> [The task]:
Examine each line of the data. Copy those that contain the string "torque".
----
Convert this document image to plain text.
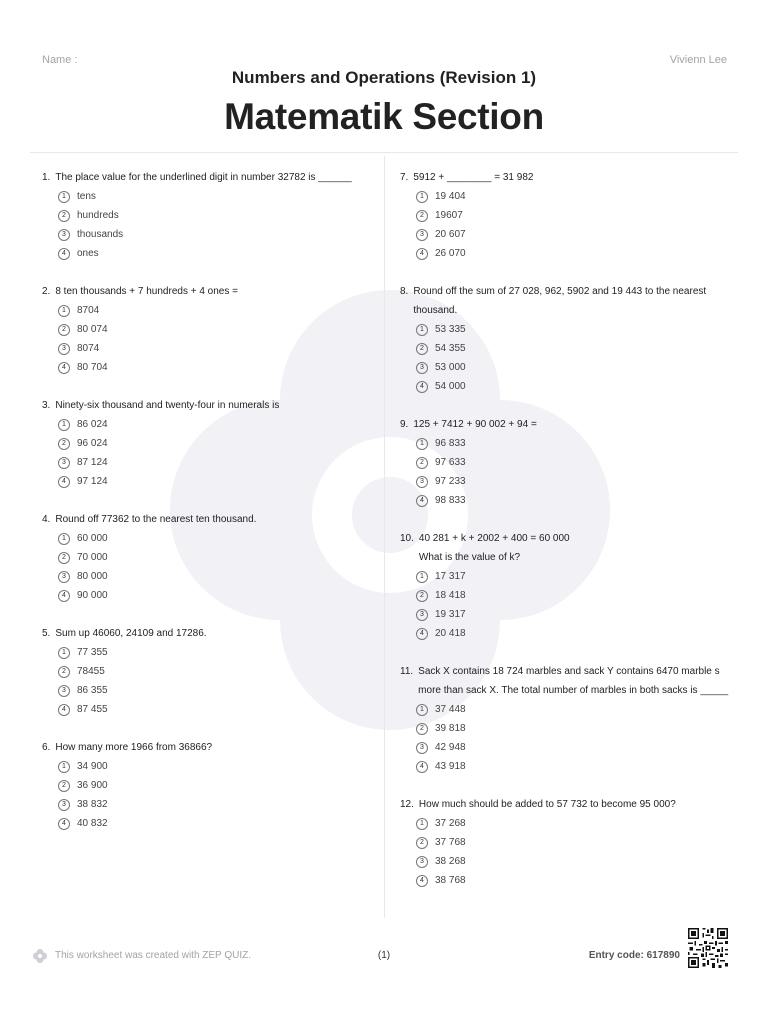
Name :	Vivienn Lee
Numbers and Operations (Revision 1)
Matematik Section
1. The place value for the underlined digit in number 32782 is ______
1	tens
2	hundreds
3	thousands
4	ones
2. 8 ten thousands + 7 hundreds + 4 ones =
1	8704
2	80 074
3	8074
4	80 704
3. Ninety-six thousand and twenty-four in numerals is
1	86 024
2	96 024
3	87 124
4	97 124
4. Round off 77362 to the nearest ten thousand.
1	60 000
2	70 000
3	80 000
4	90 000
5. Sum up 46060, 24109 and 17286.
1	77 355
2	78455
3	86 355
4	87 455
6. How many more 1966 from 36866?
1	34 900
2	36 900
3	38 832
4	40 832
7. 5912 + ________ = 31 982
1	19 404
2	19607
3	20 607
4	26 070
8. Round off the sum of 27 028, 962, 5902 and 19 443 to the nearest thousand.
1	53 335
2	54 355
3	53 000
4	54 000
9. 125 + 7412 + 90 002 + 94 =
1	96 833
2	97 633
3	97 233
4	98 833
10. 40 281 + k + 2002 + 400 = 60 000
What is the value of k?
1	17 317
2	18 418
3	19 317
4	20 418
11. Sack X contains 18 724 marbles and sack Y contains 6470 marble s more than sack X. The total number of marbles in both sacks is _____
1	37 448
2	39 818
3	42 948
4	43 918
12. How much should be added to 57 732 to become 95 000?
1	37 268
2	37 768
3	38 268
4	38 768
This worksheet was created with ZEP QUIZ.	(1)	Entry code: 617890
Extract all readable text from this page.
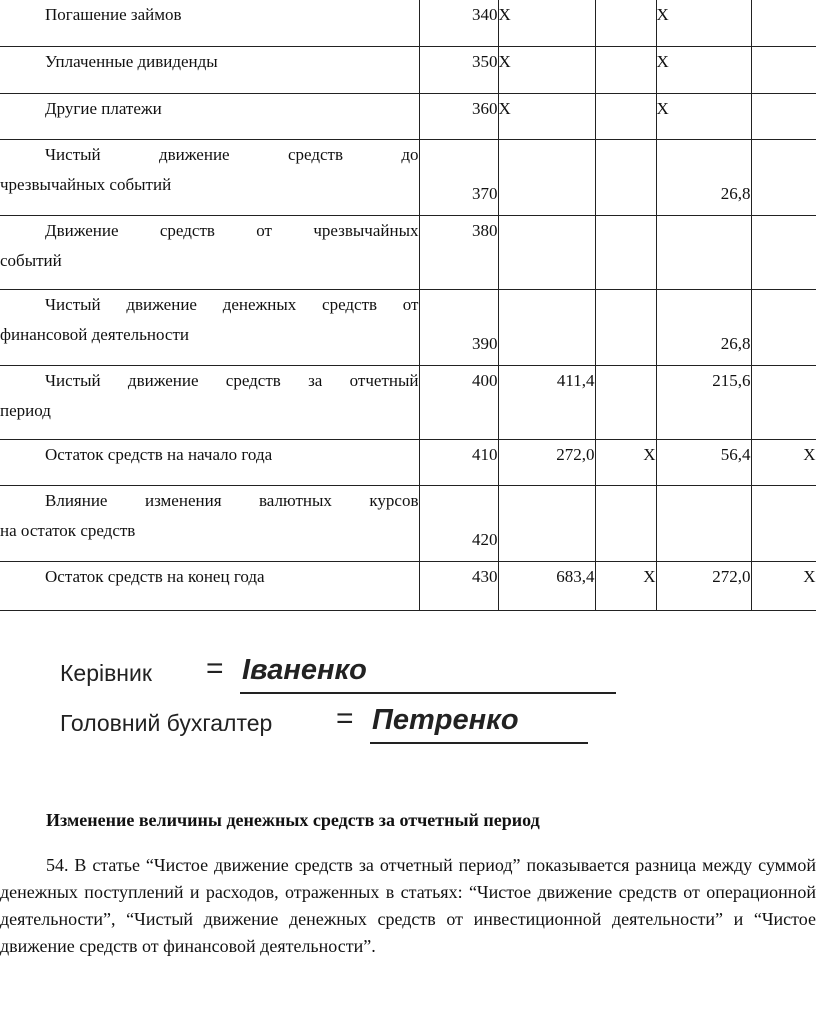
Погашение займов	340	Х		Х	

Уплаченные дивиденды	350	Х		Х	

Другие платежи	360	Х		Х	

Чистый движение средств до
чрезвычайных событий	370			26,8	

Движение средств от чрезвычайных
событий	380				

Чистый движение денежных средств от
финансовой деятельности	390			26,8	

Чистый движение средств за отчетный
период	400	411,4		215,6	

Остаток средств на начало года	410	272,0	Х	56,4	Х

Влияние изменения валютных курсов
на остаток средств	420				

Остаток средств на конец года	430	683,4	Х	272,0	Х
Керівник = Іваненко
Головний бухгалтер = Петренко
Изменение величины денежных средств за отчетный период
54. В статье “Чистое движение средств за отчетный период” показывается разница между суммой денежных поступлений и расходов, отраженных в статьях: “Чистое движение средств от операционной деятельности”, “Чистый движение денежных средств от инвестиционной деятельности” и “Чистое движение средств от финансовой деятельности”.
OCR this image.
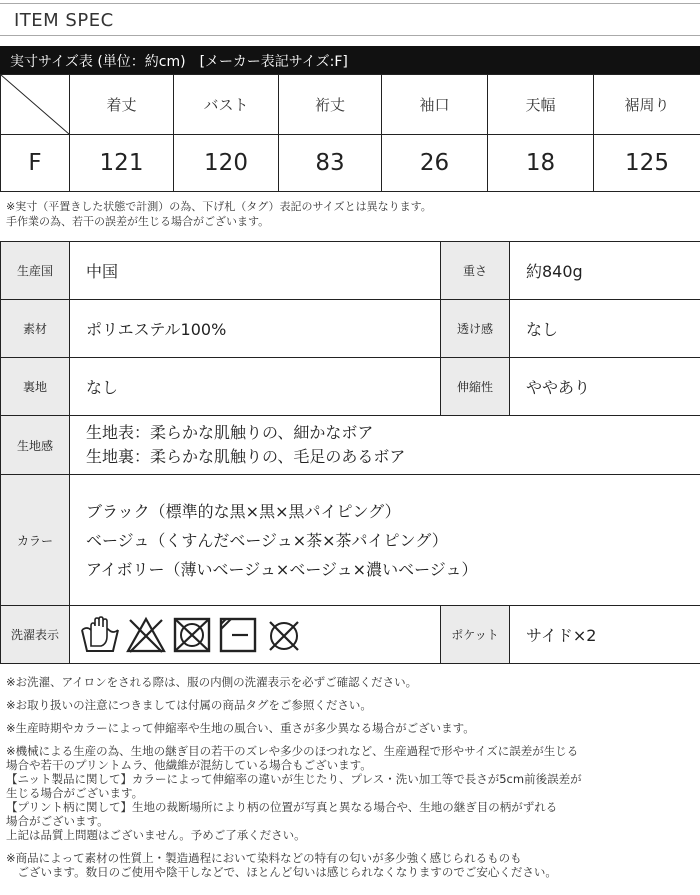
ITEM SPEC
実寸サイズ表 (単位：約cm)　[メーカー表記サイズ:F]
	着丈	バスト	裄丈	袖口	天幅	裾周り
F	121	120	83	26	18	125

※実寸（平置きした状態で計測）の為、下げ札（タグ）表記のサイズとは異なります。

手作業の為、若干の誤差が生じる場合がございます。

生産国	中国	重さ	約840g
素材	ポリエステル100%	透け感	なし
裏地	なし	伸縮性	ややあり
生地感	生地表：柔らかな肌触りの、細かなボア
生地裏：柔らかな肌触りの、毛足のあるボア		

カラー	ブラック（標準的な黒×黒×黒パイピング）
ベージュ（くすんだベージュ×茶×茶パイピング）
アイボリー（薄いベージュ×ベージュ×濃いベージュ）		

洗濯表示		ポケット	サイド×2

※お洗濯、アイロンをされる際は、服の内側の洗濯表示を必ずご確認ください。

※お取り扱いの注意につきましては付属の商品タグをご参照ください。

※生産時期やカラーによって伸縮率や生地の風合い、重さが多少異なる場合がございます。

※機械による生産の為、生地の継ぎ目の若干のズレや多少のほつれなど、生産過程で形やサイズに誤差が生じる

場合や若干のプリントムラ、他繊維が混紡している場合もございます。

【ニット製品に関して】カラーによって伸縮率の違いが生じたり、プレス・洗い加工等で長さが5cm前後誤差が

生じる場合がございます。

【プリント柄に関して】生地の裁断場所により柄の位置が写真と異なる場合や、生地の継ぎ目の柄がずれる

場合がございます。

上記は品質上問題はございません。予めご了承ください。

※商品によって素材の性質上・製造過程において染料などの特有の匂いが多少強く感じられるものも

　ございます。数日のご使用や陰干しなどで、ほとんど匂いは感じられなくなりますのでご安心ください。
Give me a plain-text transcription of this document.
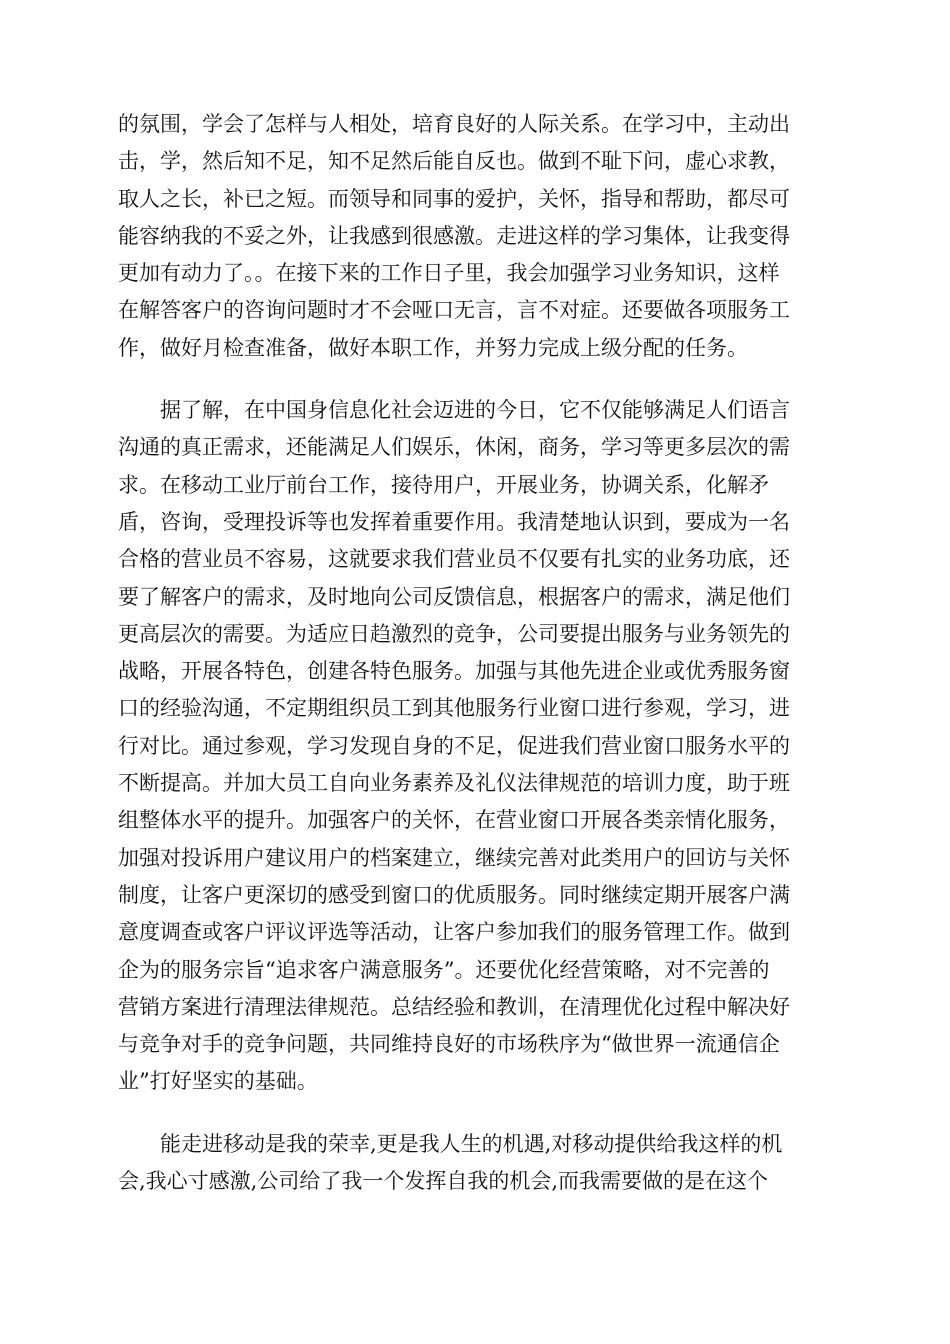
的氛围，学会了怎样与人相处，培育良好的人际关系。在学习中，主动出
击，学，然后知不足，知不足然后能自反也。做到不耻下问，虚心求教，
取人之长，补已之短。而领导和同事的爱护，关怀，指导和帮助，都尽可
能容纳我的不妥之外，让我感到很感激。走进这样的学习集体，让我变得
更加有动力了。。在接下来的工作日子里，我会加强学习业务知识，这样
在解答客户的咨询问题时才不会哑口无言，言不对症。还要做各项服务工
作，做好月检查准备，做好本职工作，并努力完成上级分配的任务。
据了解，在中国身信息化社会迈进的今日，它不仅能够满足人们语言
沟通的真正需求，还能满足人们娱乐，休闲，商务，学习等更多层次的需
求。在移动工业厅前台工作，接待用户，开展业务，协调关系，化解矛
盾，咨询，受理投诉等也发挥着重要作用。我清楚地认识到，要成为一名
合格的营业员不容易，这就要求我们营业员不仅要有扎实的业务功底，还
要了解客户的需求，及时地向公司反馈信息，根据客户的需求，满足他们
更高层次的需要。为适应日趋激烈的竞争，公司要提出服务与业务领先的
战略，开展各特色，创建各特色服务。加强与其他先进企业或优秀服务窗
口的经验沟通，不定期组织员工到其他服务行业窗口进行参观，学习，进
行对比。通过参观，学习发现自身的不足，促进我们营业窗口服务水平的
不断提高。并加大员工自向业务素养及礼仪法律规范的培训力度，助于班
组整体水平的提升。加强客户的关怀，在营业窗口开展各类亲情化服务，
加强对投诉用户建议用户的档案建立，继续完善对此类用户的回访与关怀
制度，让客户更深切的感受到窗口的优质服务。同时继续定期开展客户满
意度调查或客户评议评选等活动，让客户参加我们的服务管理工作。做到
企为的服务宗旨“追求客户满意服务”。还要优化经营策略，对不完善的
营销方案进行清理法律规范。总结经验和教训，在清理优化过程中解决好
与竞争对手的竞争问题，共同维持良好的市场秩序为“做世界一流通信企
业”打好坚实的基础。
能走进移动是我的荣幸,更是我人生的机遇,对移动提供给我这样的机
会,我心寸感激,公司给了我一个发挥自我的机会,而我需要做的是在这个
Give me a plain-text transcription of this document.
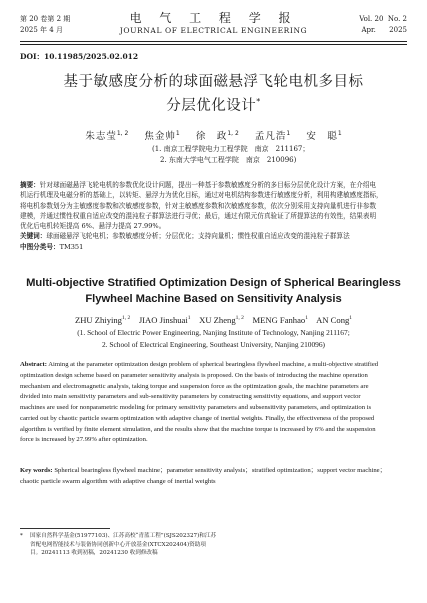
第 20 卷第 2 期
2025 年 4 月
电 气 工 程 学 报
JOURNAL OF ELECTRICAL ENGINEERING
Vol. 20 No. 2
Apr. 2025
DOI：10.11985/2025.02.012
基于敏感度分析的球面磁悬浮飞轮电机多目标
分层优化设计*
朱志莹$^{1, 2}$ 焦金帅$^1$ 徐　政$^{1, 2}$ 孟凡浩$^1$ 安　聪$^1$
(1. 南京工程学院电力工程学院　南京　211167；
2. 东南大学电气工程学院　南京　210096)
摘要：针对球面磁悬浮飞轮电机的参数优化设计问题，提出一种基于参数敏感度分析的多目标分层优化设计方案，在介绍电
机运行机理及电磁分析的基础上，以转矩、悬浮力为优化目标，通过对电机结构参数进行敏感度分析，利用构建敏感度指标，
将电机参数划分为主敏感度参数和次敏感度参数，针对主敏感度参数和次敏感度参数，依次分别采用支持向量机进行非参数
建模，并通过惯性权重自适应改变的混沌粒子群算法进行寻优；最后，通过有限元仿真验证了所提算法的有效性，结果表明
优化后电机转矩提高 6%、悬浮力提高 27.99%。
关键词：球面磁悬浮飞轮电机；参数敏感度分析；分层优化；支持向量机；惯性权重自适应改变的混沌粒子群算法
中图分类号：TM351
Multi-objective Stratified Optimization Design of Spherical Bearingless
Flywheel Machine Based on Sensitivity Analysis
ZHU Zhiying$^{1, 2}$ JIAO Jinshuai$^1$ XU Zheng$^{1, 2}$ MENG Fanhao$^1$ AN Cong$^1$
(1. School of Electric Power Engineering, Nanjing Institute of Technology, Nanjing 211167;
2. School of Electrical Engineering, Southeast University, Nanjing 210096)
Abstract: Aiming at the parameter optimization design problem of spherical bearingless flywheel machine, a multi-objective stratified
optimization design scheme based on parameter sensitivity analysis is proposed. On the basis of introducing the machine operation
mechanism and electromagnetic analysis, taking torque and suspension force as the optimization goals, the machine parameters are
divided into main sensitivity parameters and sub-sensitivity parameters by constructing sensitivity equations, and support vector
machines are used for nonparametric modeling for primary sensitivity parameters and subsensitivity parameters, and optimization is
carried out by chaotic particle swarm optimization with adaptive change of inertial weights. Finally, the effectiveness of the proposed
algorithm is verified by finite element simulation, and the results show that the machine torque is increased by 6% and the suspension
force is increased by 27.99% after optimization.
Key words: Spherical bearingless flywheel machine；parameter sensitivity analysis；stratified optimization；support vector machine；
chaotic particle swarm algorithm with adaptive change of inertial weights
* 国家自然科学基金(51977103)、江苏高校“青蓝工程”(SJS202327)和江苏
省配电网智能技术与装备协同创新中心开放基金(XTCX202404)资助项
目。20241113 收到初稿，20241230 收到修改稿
----
> [Exercise solution]:
mechanism and electromagnetic analysis, taking torque and suspension force as the optimization goals, the machine parameters are
algorithm is verified by finite element simulation, and the results show that the machine torque is increased by 6% and the suspension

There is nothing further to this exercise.